__TASK DETAILS__: What is the number of lines in the data that hold the string "this"? Reply with that number only.
*** INFORMATION GIVEN ***
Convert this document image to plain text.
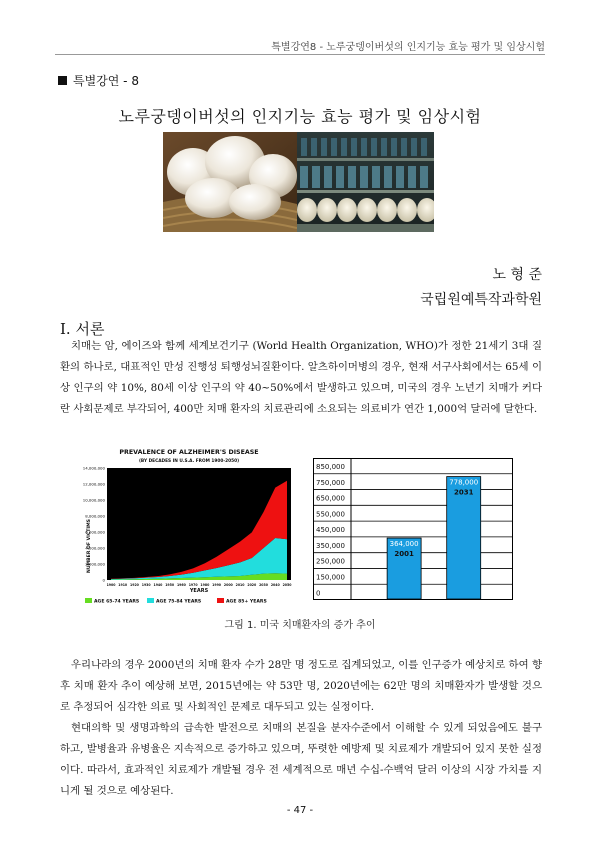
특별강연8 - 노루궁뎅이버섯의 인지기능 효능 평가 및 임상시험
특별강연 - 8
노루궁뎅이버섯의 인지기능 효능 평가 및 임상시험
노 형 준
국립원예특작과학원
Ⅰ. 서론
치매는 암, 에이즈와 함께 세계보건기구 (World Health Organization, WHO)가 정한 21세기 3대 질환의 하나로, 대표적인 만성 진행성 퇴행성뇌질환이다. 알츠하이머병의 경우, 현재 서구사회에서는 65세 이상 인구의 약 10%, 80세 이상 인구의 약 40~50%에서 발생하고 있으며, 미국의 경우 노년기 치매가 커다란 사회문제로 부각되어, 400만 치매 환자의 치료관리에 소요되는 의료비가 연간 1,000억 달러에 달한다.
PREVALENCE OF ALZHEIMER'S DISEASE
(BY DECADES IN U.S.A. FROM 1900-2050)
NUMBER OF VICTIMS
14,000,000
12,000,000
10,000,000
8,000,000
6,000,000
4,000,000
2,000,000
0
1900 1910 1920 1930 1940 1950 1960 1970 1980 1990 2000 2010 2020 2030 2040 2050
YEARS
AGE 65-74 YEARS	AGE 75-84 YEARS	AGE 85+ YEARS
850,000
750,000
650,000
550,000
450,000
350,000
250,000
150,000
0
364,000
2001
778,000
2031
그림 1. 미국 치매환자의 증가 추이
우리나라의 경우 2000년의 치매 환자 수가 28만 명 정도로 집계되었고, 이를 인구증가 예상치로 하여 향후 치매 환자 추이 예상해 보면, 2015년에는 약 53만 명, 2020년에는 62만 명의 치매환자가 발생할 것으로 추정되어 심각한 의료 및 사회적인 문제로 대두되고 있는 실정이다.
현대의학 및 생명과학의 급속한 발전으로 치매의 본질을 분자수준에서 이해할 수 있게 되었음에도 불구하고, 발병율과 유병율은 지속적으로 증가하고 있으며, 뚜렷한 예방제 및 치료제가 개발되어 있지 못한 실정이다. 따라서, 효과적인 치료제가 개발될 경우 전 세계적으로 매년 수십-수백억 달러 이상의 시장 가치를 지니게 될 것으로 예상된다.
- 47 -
***
*** INFORMATION GIVEN ***
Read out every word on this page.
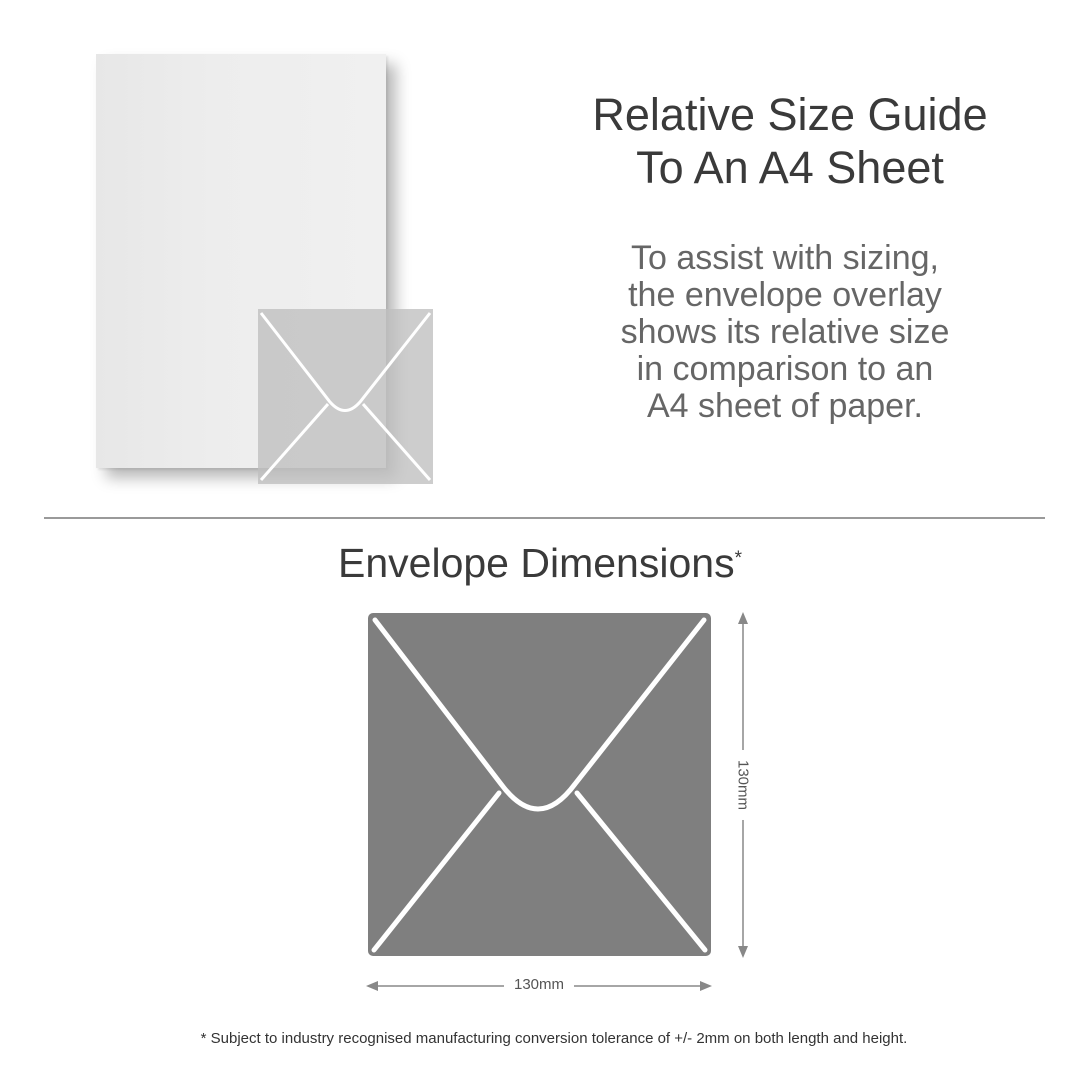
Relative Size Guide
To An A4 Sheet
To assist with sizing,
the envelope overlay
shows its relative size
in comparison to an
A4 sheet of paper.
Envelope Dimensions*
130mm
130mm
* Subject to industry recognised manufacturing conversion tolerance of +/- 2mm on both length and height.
***
__TASK SOLUTION__: 2